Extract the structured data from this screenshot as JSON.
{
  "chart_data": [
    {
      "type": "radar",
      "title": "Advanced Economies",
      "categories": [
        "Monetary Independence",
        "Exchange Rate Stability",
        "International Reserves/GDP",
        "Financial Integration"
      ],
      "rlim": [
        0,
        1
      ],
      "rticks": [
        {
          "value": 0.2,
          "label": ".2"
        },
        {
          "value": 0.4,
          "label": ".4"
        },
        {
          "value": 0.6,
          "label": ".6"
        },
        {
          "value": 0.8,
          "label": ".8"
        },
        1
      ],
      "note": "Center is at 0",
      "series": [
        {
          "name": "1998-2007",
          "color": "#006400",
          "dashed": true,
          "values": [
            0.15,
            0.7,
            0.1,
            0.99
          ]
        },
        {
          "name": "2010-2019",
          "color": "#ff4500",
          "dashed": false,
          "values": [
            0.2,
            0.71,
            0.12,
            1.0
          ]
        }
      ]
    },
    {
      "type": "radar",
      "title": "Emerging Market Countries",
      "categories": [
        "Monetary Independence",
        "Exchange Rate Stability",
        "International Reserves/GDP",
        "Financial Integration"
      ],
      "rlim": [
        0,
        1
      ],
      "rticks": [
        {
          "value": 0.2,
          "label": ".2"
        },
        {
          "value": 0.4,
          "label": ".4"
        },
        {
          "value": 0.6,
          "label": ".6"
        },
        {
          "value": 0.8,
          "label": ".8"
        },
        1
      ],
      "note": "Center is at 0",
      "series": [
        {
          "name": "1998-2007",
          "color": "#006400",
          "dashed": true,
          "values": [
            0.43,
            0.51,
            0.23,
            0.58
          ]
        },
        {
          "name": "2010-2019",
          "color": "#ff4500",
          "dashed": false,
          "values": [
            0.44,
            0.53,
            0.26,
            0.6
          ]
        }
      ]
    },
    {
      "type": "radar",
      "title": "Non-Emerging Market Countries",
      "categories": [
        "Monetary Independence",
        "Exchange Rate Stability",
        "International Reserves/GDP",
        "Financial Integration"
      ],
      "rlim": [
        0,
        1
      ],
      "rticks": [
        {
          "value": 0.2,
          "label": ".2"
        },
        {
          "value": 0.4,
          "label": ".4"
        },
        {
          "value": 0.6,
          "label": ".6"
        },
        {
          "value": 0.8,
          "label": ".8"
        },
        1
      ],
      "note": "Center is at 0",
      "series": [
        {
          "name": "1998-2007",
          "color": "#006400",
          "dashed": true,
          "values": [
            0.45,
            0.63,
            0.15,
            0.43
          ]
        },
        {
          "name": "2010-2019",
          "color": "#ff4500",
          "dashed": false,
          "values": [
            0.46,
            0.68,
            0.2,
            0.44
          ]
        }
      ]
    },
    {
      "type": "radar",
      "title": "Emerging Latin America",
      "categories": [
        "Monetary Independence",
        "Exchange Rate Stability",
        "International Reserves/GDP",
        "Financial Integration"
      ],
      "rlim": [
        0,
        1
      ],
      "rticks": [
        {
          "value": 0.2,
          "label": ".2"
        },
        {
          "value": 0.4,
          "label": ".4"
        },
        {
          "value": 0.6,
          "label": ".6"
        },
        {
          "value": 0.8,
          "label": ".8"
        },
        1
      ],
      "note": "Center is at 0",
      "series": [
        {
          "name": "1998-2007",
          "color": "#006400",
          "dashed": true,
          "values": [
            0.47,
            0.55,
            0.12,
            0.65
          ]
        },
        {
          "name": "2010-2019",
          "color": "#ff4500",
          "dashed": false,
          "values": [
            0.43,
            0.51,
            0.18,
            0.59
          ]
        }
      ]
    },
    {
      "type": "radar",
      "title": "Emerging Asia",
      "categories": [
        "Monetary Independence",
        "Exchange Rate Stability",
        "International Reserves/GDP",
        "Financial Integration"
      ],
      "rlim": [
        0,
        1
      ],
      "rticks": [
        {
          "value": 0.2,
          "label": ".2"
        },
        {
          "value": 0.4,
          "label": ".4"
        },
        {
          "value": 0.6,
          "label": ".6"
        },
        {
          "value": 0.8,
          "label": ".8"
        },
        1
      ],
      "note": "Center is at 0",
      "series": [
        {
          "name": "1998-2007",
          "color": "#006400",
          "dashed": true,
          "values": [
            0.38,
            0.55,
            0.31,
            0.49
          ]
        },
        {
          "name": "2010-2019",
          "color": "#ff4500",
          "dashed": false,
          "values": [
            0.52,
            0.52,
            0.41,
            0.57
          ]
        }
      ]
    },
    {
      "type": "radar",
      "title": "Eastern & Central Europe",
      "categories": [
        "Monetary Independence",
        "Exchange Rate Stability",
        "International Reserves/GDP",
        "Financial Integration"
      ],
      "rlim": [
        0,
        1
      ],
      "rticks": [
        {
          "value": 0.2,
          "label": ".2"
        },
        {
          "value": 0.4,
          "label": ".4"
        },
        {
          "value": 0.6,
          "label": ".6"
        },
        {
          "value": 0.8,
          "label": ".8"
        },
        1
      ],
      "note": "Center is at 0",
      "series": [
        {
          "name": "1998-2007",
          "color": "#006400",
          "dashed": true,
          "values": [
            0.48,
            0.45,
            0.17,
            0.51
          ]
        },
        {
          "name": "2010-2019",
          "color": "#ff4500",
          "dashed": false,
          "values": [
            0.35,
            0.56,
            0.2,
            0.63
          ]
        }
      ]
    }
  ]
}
------------------------------
* _WHAT YOU HAVE TO DO_
Set every line of the listing down word for word.

* _REPLY_
Extract the structured data from this screenshot as JSON.
{
  "chart_data": [
    {
      "type": "radar",
      "title": "Advanced Economies",
      "categories": [
        "Monetary Independence",
        "Exchange Rate Stability",
        "International Reserves/GDP",
        "Financial Integration"
      ],
      "rlim": [
        0,
        1
      ],
      "rticks": [
        {
          "value": 0.2,
          "label": ".2"
        },
        {
          "value": 0.4,
          "label": ".4"
        },
        {
          "value": 0.6,
          "label": ".6"
        },
        {
          "value": 0.8,
          "label": ".8"
        },
        1
      ],
      "note": "Center is at 0",
      "series": [
        {
          "name": "1998-2007",
          "color": "#006400",
          "dashed": true,
          "values": [
            0.15,
            0.7,
            0.1,
            0.99
          ]
        },
        {
          "name": "2010-2019",
          "color": "#ff4500",
          "dashed": false,
          "values": [
            0.2,
            0.71,
            0.12,
            1.0
          ]
        }
      ]
    },
    {
      "type": "radar",
      "title": "Emerging Market Countries",
      "categories": [
        "Monetary Independence",
        "Exchange Rate Stability",
        "International Reserves/GDP",
        "Financial Integration"
      ],
      "rlim": [
        0,
        1
      ],
      "rticks": [
        {
          "value": 0.2,
          "label": ".2"
        },
        {
          "value": 0.4,
          "label": ".4"
        },
        {
          "value": 0.6,
          "label": ".6"
        },
        {
          "value": 0.8,
          "label": ".8"
        },
        1
      ],
      "note": "Center is at 0",
      "series": [
        {
          "name": "1998-2007",
          "color": "#006400",
          "dashed": true,
          "values": [
            0.43,
            0.51,
            0.23,
            0.58
          ]
        },
        {
          "name": "2010-2019",
          "color": "#ff4500",
          "dashed": false,
          "values": [
            0.44,
            0.53,
            0.26,
            0.6
          ]
        }
      ]
    },
    {
      "type": "radar",
      "title": "Non-Emerging Market Countries",
      "categories": [
        "Monetary Independence",
        "Exchange Rate Stability",
        "International Reserves/GDP",
        "Financial Integration"
      ],
      "rlim": [
        0,
        1
      ],
      "rticks": [
        {
          "value": 0.2,
          "label": ".2"
        },
        {
          "value": 0.4,
          "label": ".4"
        },
        {
          "value": 0.6,
          "label": ".6"
        },
        {
          "value": 0.8,
          "label": ".8"
        },
        1
      ],
      "note": "Center is at 0",
      "series": [
        {
          "name": "1998-2007",
          "color": "#006400",
          "dashed": true,
          "values": [
            0.45,
            0.63,
            0.15,
            0.43
          ]
        },
        {
          "name": "2010-2019",
          "color": "#ff4500",
          "dashed": false,
          "values": [
            0.46,
            0.68,
            0.2,
            0.44
          ]
        }
      ]
    },
    {
      "type": "radar",
      "title": "Emerging Latin America",
      "categories": [
        "Monetary Independence",
        "Exchange Rate Stability",
        "International Reserves/GDP",
        "Financial Integration"
      ],
      "rlim": [
        0,
        1
      ],
      "rticks": [
        {
          "value": 0.2,
          "label": ".2"
        },
        {
          "value": 0.4,
          "label": ".4"
        },
        {
          "value": 0.6,
          "label": ".6"
        },
        {
          "value": 0.8,
          "label": ".8"
        },
        1
      ],
      "note": "Center is at 0",
      "series": [
        {
          "name": "1998-2007",
          "color": "#006400",
          "dashed": true,
          "values": [
            0.47,
            0.55,
            0.12,
            0.65
          ]
        },
        {
          "name": "2010-2019",
          "color": "#ff4500",
          "dashed": false,
          "values": [
            0.43,
            0.51,
            0.18,
            0.59
          ]
        }
      ]
    },
    {
      "type": "radar",
      "title": "Emerging Asia",
      "categories": [
        "Monetary Independence",
        "Exchange Rate Stability",
        "International Reserves/GDP",
        "Financial Integration"
      ],
      "rlim": [
        0,
        1
      ],
      "rticks": [
        {
          "value": 0.2,
          "label": ".2"
        },
        {
          "value": 0.4,
          "label": ".4"
        },
        {
          "value": 0.6,
          "label": ".6"
        },
        {
          "value": 0.8,
          "label": ".8"
        },
        1
      ],
      "note": "Center is at 0",
      "series": [
        {
          "name": "1998-2007",
          "color": "#006400",
          "dashed": true,
          "values": [
            0.38,
            0.55,
            0.31,
            0.49
          ]
        },
        {
          "name": "2010-2019",
          "color": "#ff4500",
          "dashed": false,
          "values": [
            0.52,
            0.52,
            0.41,
            0.57
          ]
        }
      ]
    },
    {
      "type": "radar",
      "title": "Eastern & Central Europe",
      "categories": [
        "Monetary Independence",
        "Exchange Rate Stability",
        "International Reserves/GDP",
        "Financial Integration"
      ],
      "rlim": [
        0,
        1
      ],
      "rticks": [
        {
          "value": 0.2,
          "label": ".2"
        },
        {
          "value": 0.4,
          "label": ".4"
        },
        {
          "value": 0.6,
          "label": ".6"
        },
        {
          "value": 0.8,
          "label": ".8"
        },
        1
      ],
      "note": "Center is at 0",
      "series": [
        {
          "name": "1998-2007",
          "color": "#006400",
          "dashed": true,
          "values": [
            0.48,
            0.45,
            0.17,
            0.51
          ]
        },
        {
          "name": "2010-2019",
          "color": "#ff4500",
          "dashed": false,
          "values": [
            0.35,
            0.56,
            0.2,
            0.63
          ]
        }
      ]
    }
  ]
}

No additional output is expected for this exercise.